*DIRECTIONS FOR THIS TASK:* Format everything from the first line of the entries below down to the line containing "cell-unit: 億円 bbox=[424, 297, 448, 311]", both ends included, as a numbered list, omitting any blank lines.
— START OF RECORDS FOR PROCESSING —
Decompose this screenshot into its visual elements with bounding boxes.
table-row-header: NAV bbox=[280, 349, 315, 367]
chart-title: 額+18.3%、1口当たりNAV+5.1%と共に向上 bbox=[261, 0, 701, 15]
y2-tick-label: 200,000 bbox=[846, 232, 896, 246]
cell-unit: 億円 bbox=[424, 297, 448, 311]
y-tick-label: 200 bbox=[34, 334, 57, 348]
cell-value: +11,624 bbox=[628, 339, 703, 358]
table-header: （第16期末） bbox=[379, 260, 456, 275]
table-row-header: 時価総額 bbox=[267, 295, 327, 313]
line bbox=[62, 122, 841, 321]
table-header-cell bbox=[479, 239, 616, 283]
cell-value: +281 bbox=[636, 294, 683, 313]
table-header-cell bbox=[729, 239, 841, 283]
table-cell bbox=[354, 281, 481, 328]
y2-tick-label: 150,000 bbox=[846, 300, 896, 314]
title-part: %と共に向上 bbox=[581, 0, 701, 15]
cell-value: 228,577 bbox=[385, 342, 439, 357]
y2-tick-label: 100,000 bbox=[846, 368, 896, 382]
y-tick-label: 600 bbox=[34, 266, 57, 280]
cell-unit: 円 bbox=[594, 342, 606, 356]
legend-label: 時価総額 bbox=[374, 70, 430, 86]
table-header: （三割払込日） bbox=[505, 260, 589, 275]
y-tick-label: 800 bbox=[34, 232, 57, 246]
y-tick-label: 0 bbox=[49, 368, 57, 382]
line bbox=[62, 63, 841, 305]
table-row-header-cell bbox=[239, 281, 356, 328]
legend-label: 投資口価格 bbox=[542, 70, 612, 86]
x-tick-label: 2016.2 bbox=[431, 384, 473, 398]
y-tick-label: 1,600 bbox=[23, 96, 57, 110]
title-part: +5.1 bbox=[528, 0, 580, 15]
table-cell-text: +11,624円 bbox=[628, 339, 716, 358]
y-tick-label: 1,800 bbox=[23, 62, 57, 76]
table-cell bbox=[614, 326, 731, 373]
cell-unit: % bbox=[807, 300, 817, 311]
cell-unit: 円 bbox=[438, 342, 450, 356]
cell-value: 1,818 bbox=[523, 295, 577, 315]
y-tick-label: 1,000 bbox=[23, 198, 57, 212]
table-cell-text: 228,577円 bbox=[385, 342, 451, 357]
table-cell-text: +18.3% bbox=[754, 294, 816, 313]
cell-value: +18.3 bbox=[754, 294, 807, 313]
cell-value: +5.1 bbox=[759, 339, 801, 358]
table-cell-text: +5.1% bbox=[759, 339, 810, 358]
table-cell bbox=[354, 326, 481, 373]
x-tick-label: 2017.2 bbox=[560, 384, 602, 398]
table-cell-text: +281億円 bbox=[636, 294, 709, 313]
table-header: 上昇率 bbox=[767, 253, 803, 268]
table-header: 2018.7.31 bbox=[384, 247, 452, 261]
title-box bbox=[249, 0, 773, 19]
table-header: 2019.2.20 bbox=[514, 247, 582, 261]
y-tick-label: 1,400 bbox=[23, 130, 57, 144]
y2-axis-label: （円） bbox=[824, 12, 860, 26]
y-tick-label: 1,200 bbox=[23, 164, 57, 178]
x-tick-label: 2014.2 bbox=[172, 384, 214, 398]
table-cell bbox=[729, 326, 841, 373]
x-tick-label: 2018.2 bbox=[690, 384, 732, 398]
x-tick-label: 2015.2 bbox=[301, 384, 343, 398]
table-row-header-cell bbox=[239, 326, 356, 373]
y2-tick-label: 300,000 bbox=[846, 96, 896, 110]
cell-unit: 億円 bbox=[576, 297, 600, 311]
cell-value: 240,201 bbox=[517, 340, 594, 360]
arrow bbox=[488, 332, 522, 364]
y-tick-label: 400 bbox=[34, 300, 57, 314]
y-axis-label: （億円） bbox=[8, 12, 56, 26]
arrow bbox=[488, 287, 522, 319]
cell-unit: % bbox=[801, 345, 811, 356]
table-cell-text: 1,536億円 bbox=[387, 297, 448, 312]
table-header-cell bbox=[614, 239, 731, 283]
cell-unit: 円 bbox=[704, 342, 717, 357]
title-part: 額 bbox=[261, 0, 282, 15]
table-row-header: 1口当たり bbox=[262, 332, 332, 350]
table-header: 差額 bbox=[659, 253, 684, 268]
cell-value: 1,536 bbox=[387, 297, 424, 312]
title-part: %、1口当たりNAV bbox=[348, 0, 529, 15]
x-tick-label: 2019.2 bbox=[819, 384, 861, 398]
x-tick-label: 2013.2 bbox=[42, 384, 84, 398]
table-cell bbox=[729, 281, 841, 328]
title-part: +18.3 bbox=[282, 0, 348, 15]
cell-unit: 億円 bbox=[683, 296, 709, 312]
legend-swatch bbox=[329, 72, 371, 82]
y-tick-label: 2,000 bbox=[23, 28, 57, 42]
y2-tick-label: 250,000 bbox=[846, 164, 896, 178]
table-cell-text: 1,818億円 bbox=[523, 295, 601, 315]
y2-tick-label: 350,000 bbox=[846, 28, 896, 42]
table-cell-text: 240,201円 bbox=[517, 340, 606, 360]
— END OF RECORDS FOR PROCESSING —
*ANSWER TO THIS PROBLEM:*
1. Decompose this screenshot into its visual elements with bounding boxes.
2. table-row-header: NAV bbox=[280, 349, 315, 367]
3. chart-title: 額+18.3%、1口当たりNAV+5.1%と共に向上 bbox=[261, 0, 701, 15]
4. y2-tick-label: 200,000 bbox=[846, 232, 896, 246]
5. cell-unit: 億円 bbox=[424, 297, 448, 311]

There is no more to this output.